== WHAT TO PRODUCE ==
Please write out each of the records below word for word, keeping every line unchanged.

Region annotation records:
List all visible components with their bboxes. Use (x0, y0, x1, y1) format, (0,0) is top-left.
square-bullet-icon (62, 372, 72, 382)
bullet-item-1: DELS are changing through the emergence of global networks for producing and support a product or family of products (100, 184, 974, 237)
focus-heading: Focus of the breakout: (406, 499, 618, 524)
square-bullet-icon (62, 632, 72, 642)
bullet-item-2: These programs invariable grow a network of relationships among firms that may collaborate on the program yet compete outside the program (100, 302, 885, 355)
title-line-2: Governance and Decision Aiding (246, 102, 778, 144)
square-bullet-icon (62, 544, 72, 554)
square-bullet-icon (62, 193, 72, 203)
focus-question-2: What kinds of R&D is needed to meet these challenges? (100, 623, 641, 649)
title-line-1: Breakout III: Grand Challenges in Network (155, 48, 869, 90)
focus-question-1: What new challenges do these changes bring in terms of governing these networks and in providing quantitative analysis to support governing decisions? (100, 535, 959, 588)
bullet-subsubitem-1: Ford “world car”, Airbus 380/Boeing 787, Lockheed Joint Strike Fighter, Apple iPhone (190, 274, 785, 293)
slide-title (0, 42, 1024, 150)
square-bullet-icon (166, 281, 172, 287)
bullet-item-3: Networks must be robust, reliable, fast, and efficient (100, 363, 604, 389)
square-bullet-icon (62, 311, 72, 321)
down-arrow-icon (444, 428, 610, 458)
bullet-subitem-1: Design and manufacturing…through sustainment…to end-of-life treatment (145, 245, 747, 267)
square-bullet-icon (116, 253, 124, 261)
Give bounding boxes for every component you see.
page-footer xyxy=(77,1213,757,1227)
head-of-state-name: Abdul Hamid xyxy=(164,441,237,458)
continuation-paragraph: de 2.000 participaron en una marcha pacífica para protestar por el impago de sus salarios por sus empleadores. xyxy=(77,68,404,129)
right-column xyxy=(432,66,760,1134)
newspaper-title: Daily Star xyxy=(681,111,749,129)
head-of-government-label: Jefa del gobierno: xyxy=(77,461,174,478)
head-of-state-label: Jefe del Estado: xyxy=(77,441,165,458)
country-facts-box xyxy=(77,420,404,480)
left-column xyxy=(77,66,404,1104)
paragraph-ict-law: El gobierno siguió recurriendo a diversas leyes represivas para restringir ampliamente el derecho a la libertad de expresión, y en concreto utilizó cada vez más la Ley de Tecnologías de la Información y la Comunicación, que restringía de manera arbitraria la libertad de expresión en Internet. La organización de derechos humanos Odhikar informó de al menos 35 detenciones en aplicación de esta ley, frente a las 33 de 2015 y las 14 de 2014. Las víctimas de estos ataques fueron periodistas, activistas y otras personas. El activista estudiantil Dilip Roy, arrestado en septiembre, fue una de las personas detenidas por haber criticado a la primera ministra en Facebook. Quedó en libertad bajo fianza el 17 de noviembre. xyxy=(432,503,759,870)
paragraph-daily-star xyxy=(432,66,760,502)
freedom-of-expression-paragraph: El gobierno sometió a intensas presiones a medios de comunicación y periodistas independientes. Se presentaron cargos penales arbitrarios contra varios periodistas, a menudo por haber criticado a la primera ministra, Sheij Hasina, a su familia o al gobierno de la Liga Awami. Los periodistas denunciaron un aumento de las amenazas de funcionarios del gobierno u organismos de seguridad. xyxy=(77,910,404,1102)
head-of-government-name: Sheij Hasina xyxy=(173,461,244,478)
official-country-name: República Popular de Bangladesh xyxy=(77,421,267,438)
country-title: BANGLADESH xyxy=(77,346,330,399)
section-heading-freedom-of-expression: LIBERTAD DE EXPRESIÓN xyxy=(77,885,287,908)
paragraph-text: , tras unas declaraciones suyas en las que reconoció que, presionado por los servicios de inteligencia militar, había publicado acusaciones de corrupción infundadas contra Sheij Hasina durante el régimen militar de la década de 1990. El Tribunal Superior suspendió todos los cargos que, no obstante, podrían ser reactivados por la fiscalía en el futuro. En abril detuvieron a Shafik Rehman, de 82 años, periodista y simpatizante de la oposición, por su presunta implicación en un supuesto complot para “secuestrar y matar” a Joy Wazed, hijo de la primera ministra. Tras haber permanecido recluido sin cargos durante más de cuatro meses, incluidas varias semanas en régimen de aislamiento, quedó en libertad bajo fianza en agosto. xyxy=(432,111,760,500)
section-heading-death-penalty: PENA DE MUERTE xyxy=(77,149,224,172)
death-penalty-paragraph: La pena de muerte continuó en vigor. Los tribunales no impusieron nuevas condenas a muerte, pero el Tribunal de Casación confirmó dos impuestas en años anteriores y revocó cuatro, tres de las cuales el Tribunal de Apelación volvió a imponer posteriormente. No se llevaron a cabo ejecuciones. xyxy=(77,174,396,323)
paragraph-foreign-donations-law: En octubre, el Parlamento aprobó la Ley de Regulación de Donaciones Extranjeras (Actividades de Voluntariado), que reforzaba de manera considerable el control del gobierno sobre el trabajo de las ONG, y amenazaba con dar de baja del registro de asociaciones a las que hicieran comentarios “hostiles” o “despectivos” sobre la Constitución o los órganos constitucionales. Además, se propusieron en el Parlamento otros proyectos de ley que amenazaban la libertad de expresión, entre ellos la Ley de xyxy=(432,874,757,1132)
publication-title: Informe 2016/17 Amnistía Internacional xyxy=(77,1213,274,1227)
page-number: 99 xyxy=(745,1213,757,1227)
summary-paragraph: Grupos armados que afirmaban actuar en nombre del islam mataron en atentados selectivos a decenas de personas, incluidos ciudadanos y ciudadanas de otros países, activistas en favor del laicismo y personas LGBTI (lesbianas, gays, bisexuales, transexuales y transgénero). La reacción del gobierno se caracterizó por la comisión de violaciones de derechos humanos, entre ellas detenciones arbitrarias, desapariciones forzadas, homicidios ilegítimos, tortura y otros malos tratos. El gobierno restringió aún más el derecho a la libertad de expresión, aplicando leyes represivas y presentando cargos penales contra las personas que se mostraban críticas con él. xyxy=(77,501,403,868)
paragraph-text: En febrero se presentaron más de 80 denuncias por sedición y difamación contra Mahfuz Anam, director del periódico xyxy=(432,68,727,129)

== FINISHED EXERCISE ==
List all visible components with their bboxes. Use (x0, y0, x1, y1) format, (0,0) is top-left.
square-bullet-icon (62, 372, 72, 382)
bullet-item-1: DELS are changing through the emergence of global networks for producing and support a product or family of products (100, 184, 974, 237)
focus-heading: Focus of the breakout: (406, 499, 618, 524)
square-bullet-icon (62, 632, 72, 642)
bullet-item-2: These programs invariable grow a network of relationships among firms that may collaborate on the program yet compete outside the program (100, 302, 885, 355)
title-line-2: Governance and Decision Aiding (246, 102, 778, 144)
square-bullet-icon (62, 544, 72, 554)
square-bullet-icon (62, 193, 72, 203)
focus-question-2: What kinds of R&D is needed to meet these challenges? (100, 623, 641, 649)
title-line-1: Breakout III: Grand Challenges in Network (155, 48, 869, 90)
focus-question-1: What new challenges do these changes bring in terms of governing these networks and in providing quantitative analysis to support governing decisions? (100, 535, 959, 588)
bullet-subsubitem-1: Ford “world car”, Airbus 380/Boeing 787, Lockheed Joint Strike Fighter, Apple iPhone (190, 274, 785, 293)
slide-title (0, 42, 1024, 150)
square-bullet-icon (166, 281, 172, 287)
bullet-item-3: Networks must be robust, reliable, fast, and efficient (100, 363, 604, 389)
square-bullet-icon (62, 311, 72, 321)
down-arrow-icon (444, 428, 610, 458)
bullet-subitem-1: Design and manufacturing…through sustainment…to end-of-life treatment (145, 245, 747, 267)
square-bullet-icon (116, 253, 124, 261)
Give bounding boxes for every component you see.
page-footer xyxy=(77,1213,757,1227)
head-of-state-name: Abdul Hamid xyxy=(164,441,237,458)
continuation-paragraph: de 2.000 participaron en una marcha pacífica para protestar por el impago de sus salarios por sus empleadores. xyxy=(77,68,404,129)
right-column xyxy=(432,66,760,1134)
newspaper-title: Daily Star xyxy=(681,111,749,129)
head-of-government-label: Jefa del gobierno: xyxy=(77,461,174,478)
head-of-state-label: Jefe del Estado: xyxy=(77,441,165,458)
country-facts-box xyxy=(77,420,404,480)
left-column xyxy=(77,66,404,1104)
paragraph-ict-law: El gobierno siguió recurriendo a diversas leyes represivas para restringir ampliamente el derecho a la libertad de expresión, y en concreto utilizó cada vez más la Ley de Tecnologías de la Información y la Comunicación, que restringía de manera arbitraria la libertad de expresión en Internet. La organización de derechos humanos Odhikar informó de al menos 35 detenciones en aplicación de esta ley, frente a las 33 de 2015 y las 14 de 2014. Las víctimas de estos ataques fueron periodistas, activistas y otras personas. El activista estudiantil Dilip Roy, arrestado en septiembre, fue una de las personas detenidas por haber criticado a la primera ministra en Facebook. Quedó en libertad bajo fianza el 17 de noviembre. xyxy=(432,503,759,870)
paragraph-daily-star xyxy=(432,66,760,502)
freedom-of-expression-paragraph: El gobierno sometió a intensas presiones a medios de comunicación y periodistas independientes. Se presentaron cargos penales arbitrarios contra varios periodistas, a menudo por haber criticado a la primera ministra, Sheij Hasina, a su familia o al gobierno de la Liga Awami. Los periodistas denunciaron un aumento de las amenazas de funcionarios del gobierno u organismos de seguridad. xyxy=(77,910,404,1102)
head-of-government-name: Sheij Hasina xyxy=(173,461,244,478)
official-country-name: República Popular de Bangladesh xyxy=(77,421,267,438)
country-title: BANGLADESH xyxy=(77,346,330,399)
section-heading-freedom-of-expression: LIBERTAD DE EXPRESIÓN xyxy=(77,885,287,908)
paragraph-text: , tras unas declaraciones suyas en las que reconoció que, presionado por los servicios de inteligencia militar, había publicado acusaciones de corrupción infundadas contra Sheij Hasina durante el régimen militar de la década de 1990. El Tribunal Superior suspendió todos los cargos que, no obstante, podrían ser reactivados por la fiscalía en el futuro. En abril detuvieron a Shafik Rehman, de 82 años, periodista y simpatizante de la oposición, por su presunta implicación en un supuesto complot para “secuestrar y matar” a Joy Wazed, hijo de la primera ministra. Tras haber permanecido recluido sin cargos durante más de cuatro meses, incluidas varias semanas en régimen de aislamiento, quedó en libertad bajo fianza en agosto. xyxy=(432,111,760,500)
section-heading-death-penalty: PENA DE MUERTE xyxy=(77,149,224,172)
death-penalty-paragraph: La pena de muerte continuó en vigor. Los tribunales no impusieron nuevas condenas a muerte, pero el Tribunal de Casación confirmó dos impuestas en años anteriores y revocó cuatro, tres de las cuales el Tribunal de Apelación volvió a imponer posteriormente. No se llevaron a cabo ejecuciones. xyxy=(77,174,396,323)
paragraph-foreign-donations-law: En octubre, el Parlamento aprobó la Ley de Regulación de Donaciones Extranjeras (Actividades de Voluntariado), que reforzaba de manera considerable el control del gobierno sobre el trabajo de las ONG, y amenazaba con dar de baja del registro de asociaciones a las que hicieran comentarios “hostiles” o “despectivos” sobre la Constitución o los órganos constitucionales. Además, se propusieron en el Parlamento otros proyectos de ley que amenazaban la libertad de expresión, entre ellos la Ley de xyxy=(432,874,757,1132)
publication-title: Informe 2016/17 Amnistía Internacional xyxy=(77,1213,274,1227)
page-number: 99 xyxy=(745,1213,757,1227)
summary-paragraph: Grupos armados que afirmaban actuar en nombre del islam mataron en atentados selectivos a decenas de personas, incluidos ciudadanos y ciudadanas de otros países, activistas en favor del laicismo y personas LGBTI (lesbianas, gays, bisexuales, transexuales y transgénero). La reacción del gobierno se caracterizó por la comisión de violaciones de derechos humanos, entre ellas detenciones arbitrarias, desapariciones forzadas, homicidios ilegítimos, tortura y otros malos tratos. El gobierno restringió aún más el derecho a la libertad de expresión, aplicando leyes represivas y presentando cargos penales contra las personas que se mostraban críticas con él. xyxy=(77,501,403,868)
paragraph-text: En febrero se presentaron más de 80 denuncias por sedición y difamación contra Mahfuz Anam, director del periódico xyxy=(432,68,727,129)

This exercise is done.